## TASK DETAILS
All entries are to be quoted exactly; the images stay out of the copy.

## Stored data
++++++

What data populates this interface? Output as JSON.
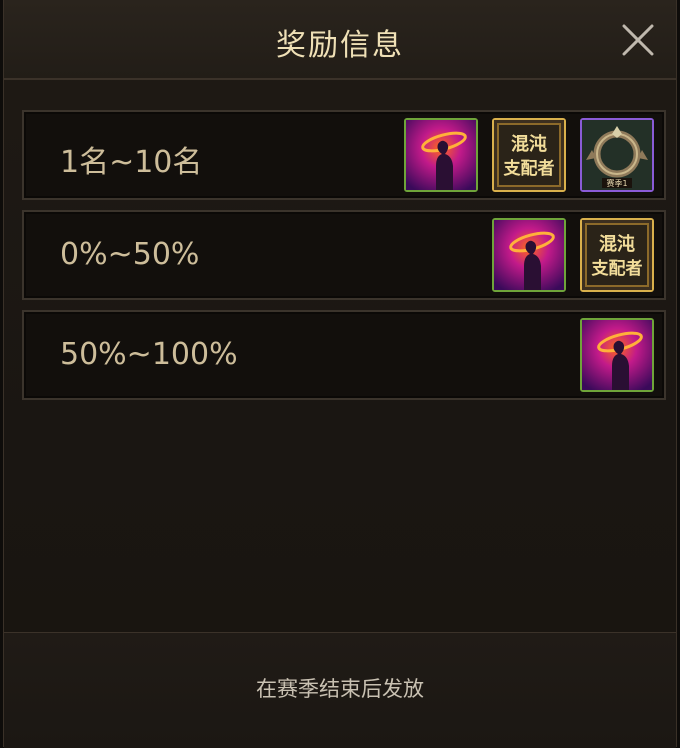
{
  "dialog": {
    "title": "奖励信息",
    "close_icon": "close-icon"
  },
  "rewards": [
    {
      "label": "1名~10名",
      "items": [
        "nebula-avatar-frame",
        "chaos-dominator-title",
        "rank-emblem"
      ]
    },
    {
      "label": "0%~50%",
      "items": [
        "nebula-avatar-frame",
        "chaos-dominator-title"
      ]
    },
    {
      "label": "50%~100%",
      "items": [
        "nebula-avatar-frame"
      ]
    }
  ],
  "item_text": {
    "title_badge_line1": "混沌",
    "title_badge_line2": "支配者",
    "emblem_tag": "赛季1"
  },
  "footer": {
    "note": "在赛季结束后发放"
  },
  "colors": {
    "title": "#efe0b6",
    "label": "#cdbd9a",
    "footer_text": "#c9c1b2",
    "gold_frame": "#d9b04c",
    "green_frame": "#6fa43a",
    "purple_frame": "#8a5bd6"
  }
}
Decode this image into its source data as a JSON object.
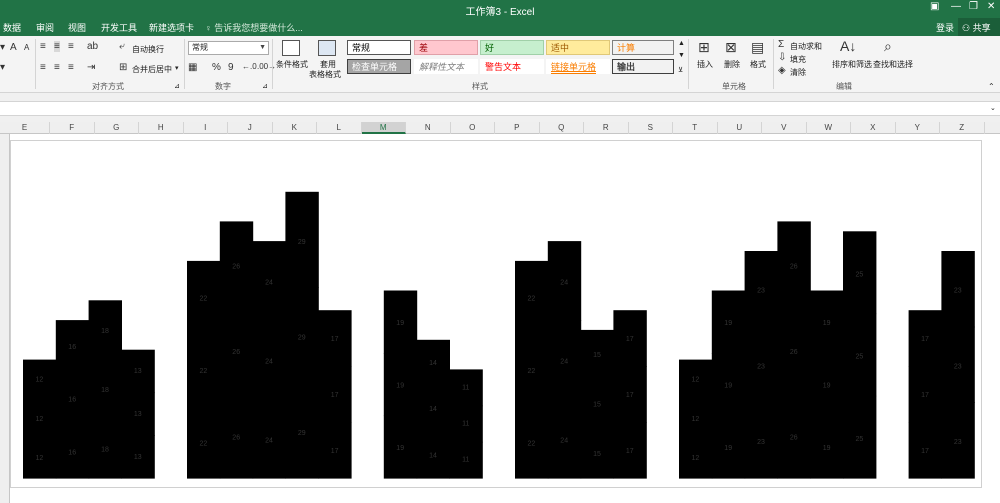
{
  "window": {
    "title": "工作簿3 - Excel",
    "controls": [
      "▣",
      "—",
      "❐",
      "✕"
    ]
  },
  "tabs": [
    "数据",
    "审阅",
    "视图",
    "开发工具",
    "新建选项卡"
  ],
  "tellme": "告诉我您想要做什么...",
  "account": {
    "login": "登录",
    "share": "共享"
  },
  "ribbon": {
    "align": {
      "wrap": "自动换行",
      "merge": "合并后居中",
      "group_label": "对齐方式"
    },
    "number": {
      "format": "常规",
      "percent": "%",
      "comma": "9",
      "group_label": "数字"
    },
    "styles": {
      "conditional": "条件格式",
      "table_format_1": "套用",
      "table_format_2": "表格格式",
      "cells": [
        {
          "label": "常规",
          "bg": "#ffffff",
          "fg": "#000000",
          "border": "#555555"
        },
        {
          "label": "差",
          "bg": "#ffc7ce",
          "fg": "#9c0006",
          "border": "#e0a0a8"
        },
        {
          "label": "好",
          "bg": "#c6efce",
          "fg": "#006100",
          "border": "#a0d0a8"
        },
        {
          "label": "适中",
          "bg": "#ffeb9c",
          "fg": "#9c5700",
          "border": "#e0c878"
        },
        {
          "label": "计算",
          "bg": "#f2f2f2",
          "fg": "#fa7d00",
          "border": "#7f7f7f"
        },
        {
          "label": "检查单元格",
          "bg": "#a5a5a5",
          "fg": "#ffffff",
          "border": "#3f3f3f"
        },
        {
          "label": "解释性文本",
          "bg": "#ffffff",
          "fg": "#7f7f7f",
          "border": "#ffffff"
        },
        {
          "label": "警告文本",
          "bg": "#ffffff",
          "fg": "#ff0000",
          "border": "#ffffff"
        },
        {
          "label": "链接单元格",
          "bg": "#ffffff",
          "fg": "#fa7d00",
          "border": "#ffffff"
        },
        {
          "label": "输出",
          "bg": "#f2f2f2",
          "fg": "#3f3f3f",
          "border": "#3f3f3f"
        }
      ],
      "group_label": "样式"
    },
    "cells": {
      "insert": "插入",
      "delete": "删除",
      "format": "格式",
      "group_label": "单元格"
    },
    "editing": {
      "autosum": "自动求和",
      "fill": "填充",
      "clear": "清除",
      "sort_filter": "排序和筛选",
      "find_select": "查找和选择",
      "group_label": "编辑"
    }
  },
  "columns": [
    "E",
    "F",
    "G",
    "H",
    "I",
    "J",
    "K",
    "L",
    "M",
    "N",
    "O",
    "P",
    "Q",
    "R",
    "S",
    "T",
    "U",
    "V",
    "W",
    "X",
    "Y",
    "Z"
  ],
  "selected_column": "M",
  "chart_data": {
    "type": "bar",
    "layout": "stacked",
    "bar_color": "#000000",
    "label_color": "#333333",
    "ylim": [
      0,
      100
    ],
    "groups": [
      [
        12,
        16,
        18,
        13
      ],
      [
        22,
        26,
        24,
        29,
        17
      ],
      [
        19,
        14,
        11
      ],
      [
        22,
        24,
        15,
        17
      ],
      [
        12,
        19,
        23,
        26,
        19,
        25
      ],
      [
        17,
        23
      ]
    ],
    "repeats": 3
  }
}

++++++

## TASK SOLUTION
What data populates this interface? Output as JSON.
{
  "dialog": {
    "title": "奖励信息",
    "close_icon": "close-icon"
  },
  "rewards": [
    {
      "label": "1名~10名",
      "items": [
        "nebula-avatar-frame",
        "chaos-dominator-title",
        "rank-emblem"
      ]
    },
    {
      "label": "0%~50%",
      "items": [
        "nebula-avatar-frame",
        "chaos-dominator-title"
      ]
    },
    {
      "label": "50%~100%",
      "items": [
        "nebula-avatar-frame"
      ]
    }
  ],
  "item_text": {
    "title_badge_line1": "混沌",
    "title_badge_line2": "支配者",
    "emblem_tag": "赛季1"
  },
  "footer": {
    "note": "在赛季结束后发放"
  },
  "colors": {
    "title": "#efe0b6",
    "label": "#cdbd9a",
    "footer_text": "#c9c1b2",
    "gold_frame": "#d9b04c",
    "green_frame": "#6fa43a",
    "purple_frame": "#8a5bd6"
  }
}
Decode this image into its source data as a JSON object.
{
  "window": {
    "title": "工作簿3 - Excel",
    "controls": [
      "▣",
      "—",
      "❐",
      "✕"
    ]
  },
  "tabs": [
    "数据",
    "审阅",
    "视图",
    "开发工具",
    "新建选项卡"
  ],
  "tellme": "告诉我您想要做什么...",
  "account": {
    "login": "登录",
    "share": "共享"
  },
  "ribbon": {
    "align": {
      "wrap": "自动换行",
      "merge": "合并后居中",
      "group_label": "对齐方式"
    },
    "number": {
      "format": "常规",
      "percent": "%",
      "comma": "9",
      "group_label": "数字"
    },
    "styles": {
      "conditional": "条件格式",
      "table_format_1": "套用",
      "table_format_2": "表格格式",
      "cells": [
        {
          "label": "常规",
          "bg": "#ffffff",
          "fg": "#000000",
          "border": "#555555"
        },
        {
          "label": "差",
          "bg": "#ffc7ce",
          "fg": "#9c0006",
          "border": "#e0a0a8"
        },
        {
          "label": "好",
          "bg": "#c6efce",
          "fg": "#006100",
          "border": "#a0d0a8"
        },
        {
          "label": "适中",
          "bg": "#ffeb9c",
          "fg": "#9c5700",
          "border": "#e0c878"
        },
        {
          "label": "计算",
          "bg": "#f2f2f2",
          "fg": "#fa7d00",
          "border": "#7f7f7f"
        },
        {
          "label": "检查单元格",
          "bg": "#a5a5a5",
          "fg": "#ffffff",
          "border": "#3f3f3f"
        },
        {
          "label": "解释性文本",
          "bg": "#ffffff",
          "fg": "#7f7f7f",
          "border": "#ffffff"
        },
        {
          "label": "警告文本",
          "bg": "#ffffff",
          "fg": "#ff0000",
          "border": "#ffffff"
        },
        {
          "label": "链接单元格",
          "bg": "#ffffff",
          "fg": "#fa7d00",
          "border": "#ffffff"
        },
        {
          "label": "输出",
          "bg": "#f2f2f2",
          "fg": "#3f3f3f",
          "border": "#3f3f3f"
        }
      ],
      "group_label": "样式"
    },
    "cells": {
      "insert": "插入",
      "delete": "删除",
      "format": "格式",
      "group_label": "单元格"
    },
    "editing": {
      "autosum": "自动求和",
      "fill": "填充",
      "clear": "清除",
      "sort_filter": "排序和筛选",
      "find_select": "查找和选择",
      "group_label": "编辑"
    }
  },
  "columns": [
    "E",
    "F",
    "G",
    "H",
    "I",
    "J",
    "K",
    "L",
    "M",
    "N",
    "O",
    "P",
    "Q",
    "R",
    "S",
    "T",
    "U",
    "V",
    "W",
    "X",
    "Y",
    "Z"
  ],
  "selected_column": "M",
  "chart_data": {
    "type": "bar",
    "layout": "stacked",
    "bar_color": "#000000",
    "label_color": "#333333",
    "ylim": [
      0,
      100
    ],
    "groups": [
      [
        12,
        16,
        18,
        13
      ],
      [
        22,
        26,
        24,
        29,
        17
      ],
      [
        19,
        14,
        11
      ],
      [
        22,
        24,
        15,
        17
      ],
      [
        12,
        19,
        23,
        26,
        19,
        25
      ],
      [
        17,
        23
      ]
    ],
    "repeats": 3
  }
}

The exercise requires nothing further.